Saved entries
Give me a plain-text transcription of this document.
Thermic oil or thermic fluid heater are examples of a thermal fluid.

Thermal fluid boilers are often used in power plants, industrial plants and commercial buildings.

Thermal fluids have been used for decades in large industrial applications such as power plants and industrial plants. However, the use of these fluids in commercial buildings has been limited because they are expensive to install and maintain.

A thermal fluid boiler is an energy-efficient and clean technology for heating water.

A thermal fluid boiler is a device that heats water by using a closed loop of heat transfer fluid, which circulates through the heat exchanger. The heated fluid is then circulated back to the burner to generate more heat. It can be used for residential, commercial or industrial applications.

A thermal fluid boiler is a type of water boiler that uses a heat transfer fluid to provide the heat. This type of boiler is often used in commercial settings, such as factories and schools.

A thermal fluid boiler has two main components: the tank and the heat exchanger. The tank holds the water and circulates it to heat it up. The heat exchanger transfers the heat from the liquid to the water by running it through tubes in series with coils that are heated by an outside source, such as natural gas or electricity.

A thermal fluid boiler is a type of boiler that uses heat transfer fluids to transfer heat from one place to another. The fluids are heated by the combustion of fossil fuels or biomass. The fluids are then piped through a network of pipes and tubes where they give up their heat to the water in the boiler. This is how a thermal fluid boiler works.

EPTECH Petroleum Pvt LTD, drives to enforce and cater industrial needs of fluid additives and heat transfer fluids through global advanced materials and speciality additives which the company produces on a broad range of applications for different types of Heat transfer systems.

* **What the task requires**
Each of the records should be retyped exactly.

* **The response**
Give me a plain-text transcription of this document.
Thermic oil or thermic fluid heater are examples of a thermal fluid.

Thermal fluid boilers are often used in power plants, industrial plants and commercial buildings.

Thermal fluids have been used for decades in large industrial applications such as power plants and industrial plants. However, the use of these fluids in commercial buildings has been limited because they are expensive to install and maintain.

A thermal fluid boiler is an energy-efficient and clean technology for heating water.

A thermal fluid boiler is a device that heats water by using a closed loop of heat transfer fluid, which circulates through the heat exchanger. The heated fluid is then circulated back to the burner to generate more heat. It can be used for residential, commercial or industrial applications.

A thermal fluid boiler is a type of water boiler that uses a heat transfer fluid to provide the heat. This type of boiler is often used in commercial settings, such as factories and schools.

A thermal fluid boiler has two main components: the tank and the heat exchanger. The tank holds the water and circulates it to heat it up. The heat exchanger transfers the heat from the liquid to the water by running it through tubes in series with coils that are heated by an outside source, such as natural gas or electricity.

A thermal fluid boiler is a type of boiler that uses heat transfer fluids to transfer heat from one place to another. The fluids are heated by the combustion of fossil fuels or biomass. The fluids are then piped through a network of pipes and tubes where they give up their heat to the water in the boiler. This is how a thermal fluid boiler works.

EPTECH Petroleum Pvt LTD, drives to enforce and cater industrial needs of fluid additives and heat transfer fluids through global advanced materials and speciality additives which the company produces on a broad range of applications for different types of Heat transfer systems.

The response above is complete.